Extracted entries:
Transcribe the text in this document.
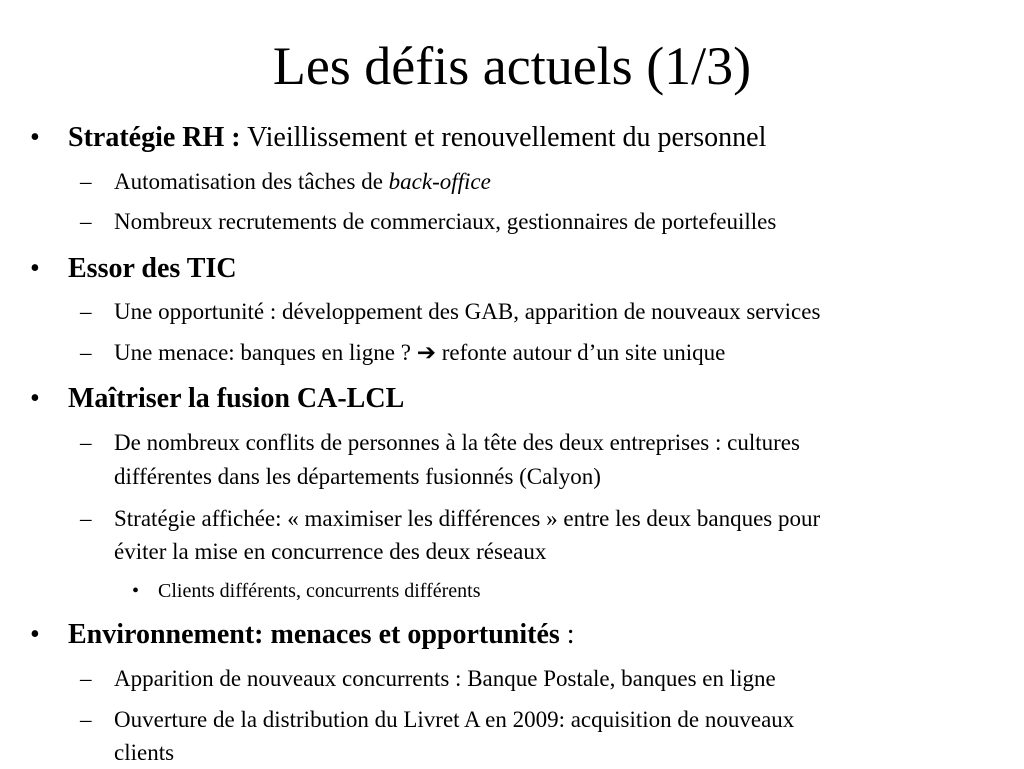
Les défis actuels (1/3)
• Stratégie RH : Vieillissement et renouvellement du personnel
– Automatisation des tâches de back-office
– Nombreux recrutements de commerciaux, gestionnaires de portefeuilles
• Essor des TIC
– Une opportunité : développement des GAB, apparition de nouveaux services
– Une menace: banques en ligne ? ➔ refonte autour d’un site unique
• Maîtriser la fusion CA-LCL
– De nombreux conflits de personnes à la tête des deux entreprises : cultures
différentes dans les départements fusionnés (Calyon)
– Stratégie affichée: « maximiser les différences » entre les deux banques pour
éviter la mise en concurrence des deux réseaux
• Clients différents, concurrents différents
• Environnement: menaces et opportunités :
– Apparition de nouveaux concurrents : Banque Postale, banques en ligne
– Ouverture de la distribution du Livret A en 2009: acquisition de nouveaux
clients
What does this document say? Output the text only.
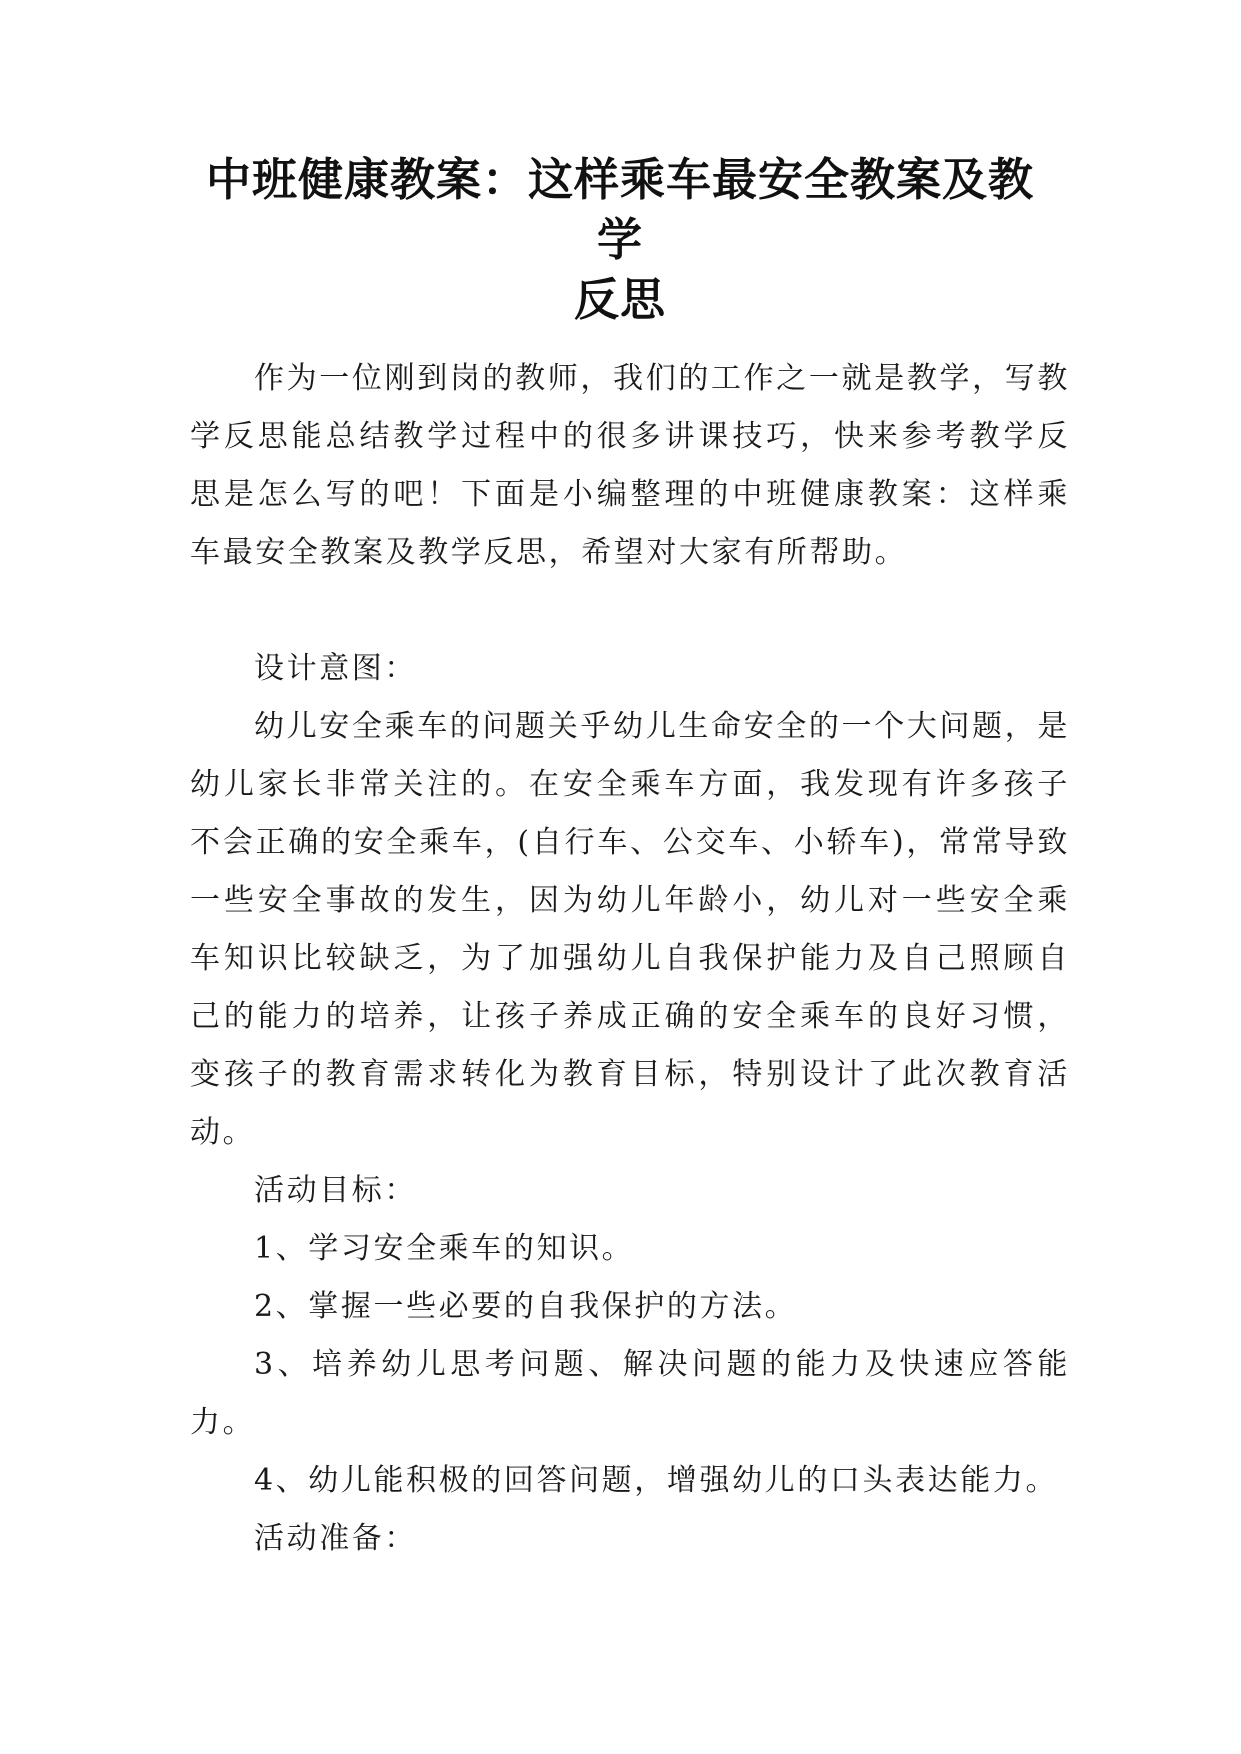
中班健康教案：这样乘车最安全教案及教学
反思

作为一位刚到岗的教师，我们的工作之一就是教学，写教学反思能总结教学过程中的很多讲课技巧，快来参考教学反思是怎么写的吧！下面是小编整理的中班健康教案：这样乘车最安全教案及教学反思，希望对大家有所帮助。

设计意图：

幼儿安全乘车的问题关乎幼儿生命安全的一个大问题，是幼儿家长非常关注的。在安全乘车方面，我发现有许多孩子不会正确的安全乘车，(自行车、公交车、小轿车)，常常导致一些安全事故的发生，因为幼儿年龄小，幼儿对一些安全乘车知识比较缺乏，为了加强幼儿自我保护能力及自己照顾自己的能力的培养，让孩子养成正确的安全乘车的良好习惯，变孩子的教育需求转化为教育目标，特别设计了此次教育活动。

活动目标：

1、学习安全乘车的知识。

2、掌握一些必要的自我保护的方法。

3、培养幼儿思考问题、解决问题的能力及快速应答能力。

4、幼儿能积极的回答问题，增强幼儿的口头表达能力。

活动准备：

* * *

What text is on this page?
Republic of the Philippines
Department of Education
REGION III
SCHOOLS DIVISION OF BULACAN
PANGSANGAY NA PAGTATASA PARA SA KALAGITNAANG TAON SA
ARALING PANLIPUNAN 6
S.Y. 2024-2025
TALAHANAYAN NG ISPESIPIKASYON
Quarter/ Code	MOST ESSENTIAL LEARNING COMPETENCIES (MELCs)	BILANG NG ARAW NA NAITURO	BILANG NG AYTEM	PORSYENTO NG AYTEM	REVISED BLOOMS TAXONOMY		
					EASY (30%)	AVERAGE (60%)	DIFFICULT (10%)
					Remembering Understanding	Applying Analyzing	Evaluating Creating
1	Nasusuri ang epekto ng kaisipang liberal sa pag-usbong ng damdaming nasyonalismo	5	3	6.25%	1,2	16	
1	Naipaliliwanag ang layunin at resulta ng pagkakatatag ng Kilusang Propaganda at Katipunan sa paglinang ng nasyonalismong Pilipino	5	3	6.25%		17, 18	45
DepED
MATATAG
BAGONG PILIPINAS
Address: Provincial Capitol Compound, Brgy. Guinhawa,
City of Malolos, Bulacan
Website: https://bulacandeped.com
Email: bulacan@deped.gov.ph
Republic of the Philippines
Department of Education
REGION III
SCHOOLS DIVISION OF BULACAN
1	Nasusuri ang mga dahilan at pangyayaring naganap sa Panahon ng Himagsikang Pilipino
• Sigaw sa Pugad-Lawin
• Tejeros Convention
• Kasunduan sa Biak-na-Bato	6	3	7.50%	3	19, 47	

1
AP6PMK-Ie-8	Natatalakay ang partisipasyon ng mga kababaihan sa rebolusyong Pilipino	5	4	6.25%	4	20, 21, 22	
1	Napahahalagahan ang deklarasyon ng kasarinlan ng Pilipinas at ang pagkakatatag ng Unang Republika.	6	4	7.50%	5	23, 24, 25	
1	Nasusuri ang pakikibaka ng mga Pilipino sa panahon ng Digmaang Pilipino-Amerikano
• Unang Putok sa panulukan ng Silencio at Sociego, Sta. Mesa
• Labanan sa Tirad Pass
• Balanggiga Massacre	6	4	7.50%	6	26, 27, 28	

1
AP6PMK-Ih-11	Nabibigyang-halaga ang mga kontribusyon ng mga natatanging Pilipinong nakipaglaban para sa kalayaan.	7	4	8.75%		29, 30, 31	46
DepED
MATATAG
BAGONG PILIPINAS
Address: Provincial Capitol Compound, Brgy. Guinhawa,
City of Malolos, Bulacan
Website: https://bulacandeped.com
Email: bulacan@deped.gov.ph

Task to complete:
From the listing above, find the number of lines with the word "What" in them. Answer with the number only.

Answer to the exercise:
2